* _The task_
Copy out each line that has "Symbols" in it.

□ □ □ □ □ □ □

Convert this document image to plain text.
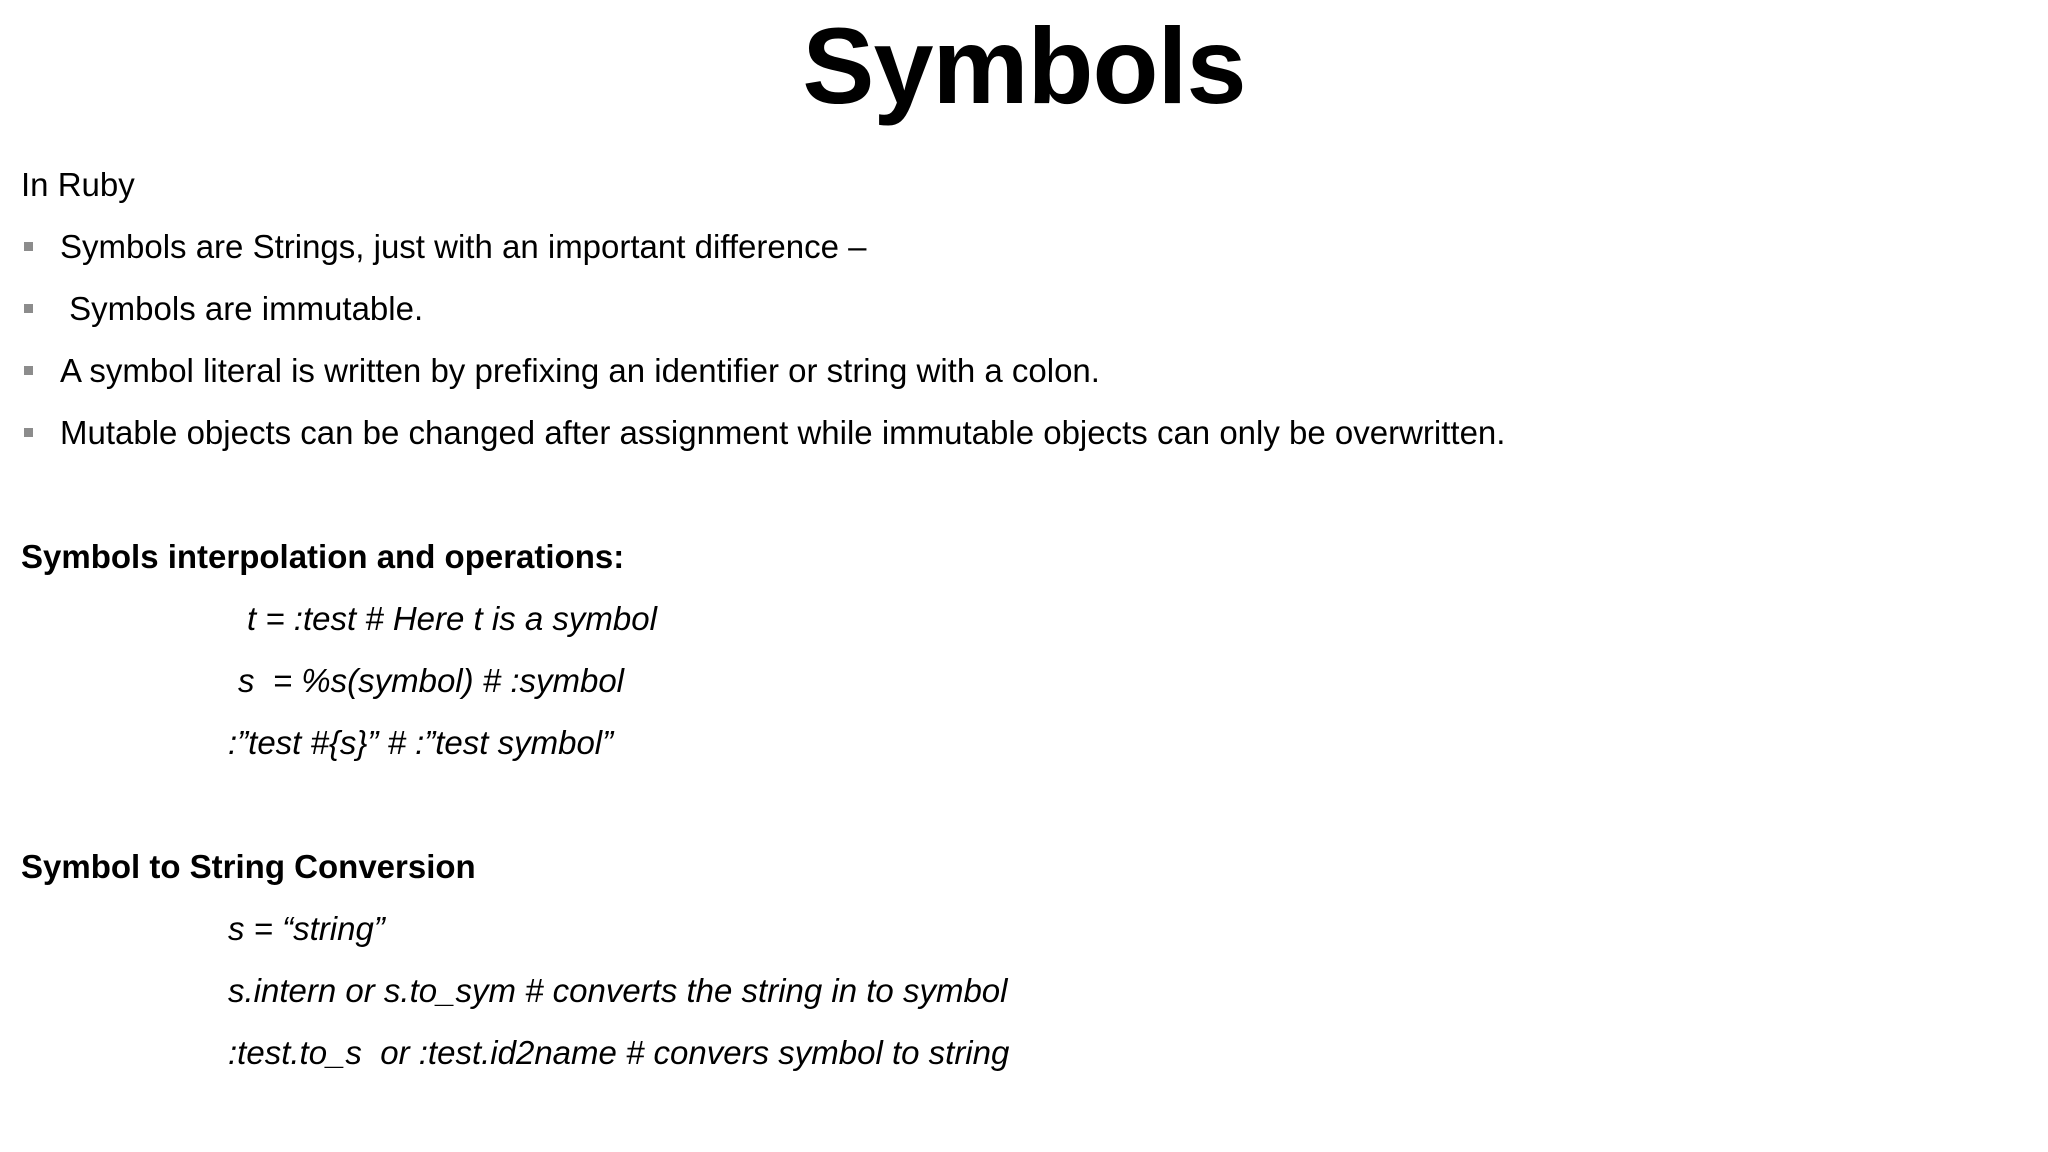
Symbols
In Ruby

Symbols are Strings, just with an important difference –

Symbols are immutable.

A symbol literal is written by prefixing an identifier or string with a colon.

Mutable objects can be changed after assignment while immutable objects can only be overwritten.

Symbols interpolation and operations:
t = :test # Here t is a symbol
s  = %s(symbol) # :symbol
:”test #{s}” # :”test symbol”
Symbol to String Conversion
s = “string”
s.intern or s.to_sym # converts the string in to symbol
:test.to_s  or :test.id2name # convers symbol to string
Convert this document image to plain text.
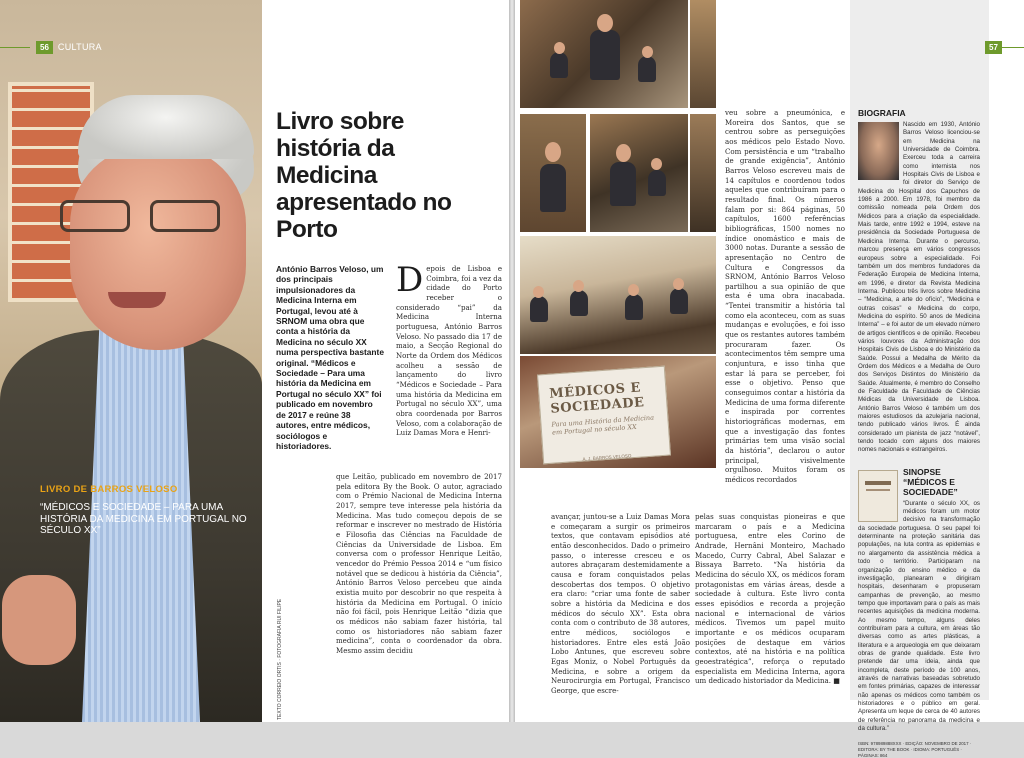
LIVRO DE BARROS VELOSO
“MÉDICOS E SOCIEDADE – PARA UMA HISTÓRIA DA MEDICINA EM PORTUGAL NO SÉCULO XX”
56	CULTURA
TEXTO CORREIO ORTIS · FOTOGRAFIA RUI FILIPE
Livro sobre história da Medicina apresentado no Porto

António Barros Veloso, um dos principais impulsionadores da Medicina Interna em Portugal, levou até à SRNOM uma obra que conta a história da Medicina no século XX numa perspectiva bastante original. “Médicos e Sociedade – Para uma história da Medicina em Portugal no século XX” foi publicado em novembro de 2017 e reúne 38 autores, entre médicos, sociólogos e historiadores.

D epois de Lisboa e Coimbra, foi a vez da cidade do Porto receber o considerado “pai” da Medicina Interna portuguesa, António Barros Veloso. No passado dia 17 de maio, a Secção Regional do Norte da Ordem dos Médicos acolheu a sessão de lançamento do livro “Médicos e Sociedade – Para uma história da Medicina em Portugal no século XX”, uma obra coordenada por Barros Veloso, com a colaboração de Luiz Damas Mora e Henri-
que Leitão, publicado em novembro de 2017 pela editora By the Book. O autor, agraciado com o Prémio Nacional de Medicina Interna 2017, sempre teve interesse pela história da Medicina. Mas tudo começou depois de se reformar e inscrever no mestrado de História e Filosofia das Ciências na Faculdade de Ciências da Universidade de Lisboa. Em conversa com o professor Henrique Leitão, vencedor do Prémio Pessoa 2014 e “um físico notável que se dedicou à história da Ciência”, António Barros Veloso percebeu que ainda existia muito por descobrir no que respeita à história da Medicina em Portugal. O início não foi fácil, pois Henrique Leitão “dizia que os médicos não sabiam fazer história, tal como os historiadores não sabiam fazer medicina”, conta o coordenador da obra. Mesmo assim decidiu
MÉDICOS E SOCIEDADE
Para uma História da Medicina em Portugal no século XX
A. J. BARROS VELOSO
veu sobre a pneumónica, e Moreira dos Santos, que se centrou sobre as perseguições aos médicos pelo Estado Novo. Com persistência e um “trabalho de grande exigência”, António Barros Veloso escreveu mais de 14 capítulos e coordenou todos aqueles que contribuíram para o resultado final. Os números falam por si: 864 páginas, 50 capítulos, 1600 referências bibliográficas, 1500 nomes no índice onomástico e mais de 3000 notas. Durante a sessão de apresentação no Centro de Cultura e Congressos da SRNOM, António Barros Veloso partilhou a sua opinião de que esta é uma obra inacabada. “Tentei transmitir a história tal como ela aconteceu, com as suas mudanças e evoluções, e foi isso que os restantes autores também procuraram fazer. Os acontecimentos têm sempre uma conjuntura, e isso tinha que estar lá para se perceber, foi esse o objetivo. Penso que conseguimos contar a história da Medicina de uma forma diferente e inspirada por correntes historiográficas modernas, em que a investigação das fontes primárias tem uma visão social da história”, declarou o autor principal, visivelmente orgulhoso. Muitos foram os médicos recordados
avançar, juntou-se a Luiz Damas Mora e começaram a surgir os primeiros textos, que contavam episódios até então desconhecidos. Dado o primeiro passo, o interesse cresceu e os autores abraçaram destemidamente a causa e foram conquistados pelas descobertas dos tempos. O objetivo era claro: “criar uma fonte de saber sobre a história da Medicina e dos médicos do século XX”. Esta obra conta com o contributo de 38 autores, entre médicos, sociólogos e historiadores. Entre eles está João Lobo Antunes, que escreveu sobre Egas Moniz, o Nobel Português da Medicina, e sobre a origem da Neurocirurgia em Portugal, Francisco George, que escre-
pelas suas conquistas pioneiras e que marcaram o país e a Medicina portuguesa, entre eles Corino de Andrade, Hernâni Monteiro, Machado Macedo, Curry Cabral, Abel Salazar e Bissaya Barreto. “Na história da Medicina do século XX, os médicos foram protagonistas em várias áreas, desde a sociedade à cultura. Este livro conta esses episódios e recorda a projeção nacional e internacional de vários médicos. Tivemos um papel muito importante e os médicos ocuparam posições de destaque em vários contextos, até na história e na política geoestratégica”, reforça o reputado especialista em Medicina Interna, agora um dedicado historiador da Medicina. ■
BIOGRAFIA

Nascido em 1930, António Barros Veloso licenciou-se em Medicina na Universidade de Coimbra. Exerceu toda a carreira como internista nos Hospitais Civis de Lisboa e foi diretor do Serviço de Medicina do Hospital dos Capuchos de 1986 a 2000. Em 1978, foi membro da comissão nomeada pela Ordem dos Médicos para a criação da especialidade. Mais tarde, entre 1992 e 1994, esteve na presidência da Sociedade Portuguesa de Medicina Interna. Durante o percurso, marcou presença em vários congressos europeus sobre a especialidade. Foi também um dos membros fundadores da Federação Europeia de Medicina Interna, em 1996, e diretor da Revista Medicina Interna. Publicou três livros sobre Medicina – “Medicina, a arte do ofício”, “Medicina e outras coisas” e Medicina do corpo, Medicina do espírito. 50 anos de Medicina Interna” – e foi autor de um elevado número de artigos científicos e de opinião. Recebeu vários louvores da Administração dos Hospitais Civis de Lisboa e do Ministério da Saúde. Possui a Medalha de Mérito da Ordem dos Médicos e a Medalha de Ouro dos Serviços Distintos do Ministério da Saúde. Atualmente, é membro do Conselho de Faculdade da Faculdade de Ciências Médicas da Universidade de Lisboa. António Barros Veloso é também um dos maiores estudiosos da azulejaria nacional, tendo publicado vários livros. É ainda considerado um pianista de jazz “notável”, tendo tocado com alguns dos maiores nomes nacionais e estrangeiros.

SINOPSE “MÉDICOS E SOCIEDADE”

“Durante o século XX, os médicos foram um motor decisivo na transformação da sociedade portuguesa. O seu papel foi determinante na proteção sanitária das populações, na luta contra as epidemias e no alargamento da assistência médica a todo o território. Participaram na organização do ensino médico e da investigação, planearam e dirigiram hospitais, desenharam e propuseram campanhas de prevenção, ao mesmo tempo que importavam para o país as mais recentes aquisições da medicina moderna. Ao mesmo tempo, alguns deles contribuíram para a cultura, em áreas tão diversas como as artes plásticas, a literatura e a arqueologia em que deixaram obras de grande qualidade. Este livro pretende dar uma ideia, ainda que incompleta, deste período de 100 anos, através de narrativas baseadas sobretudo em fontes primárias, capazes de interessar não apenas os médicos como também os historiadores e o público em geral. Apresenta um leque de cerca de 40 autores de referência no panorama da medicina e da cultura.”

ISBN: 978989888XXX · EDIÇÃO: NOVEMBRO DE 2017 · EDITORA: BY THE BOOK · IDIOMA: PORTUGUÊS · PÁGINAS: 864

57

□ □ □ □ □ □ □

* _Exercise answer_
Symbols
Symbols are Strings, just with an important difference –
Symbols are immutable.
Symbols interpolation and operations:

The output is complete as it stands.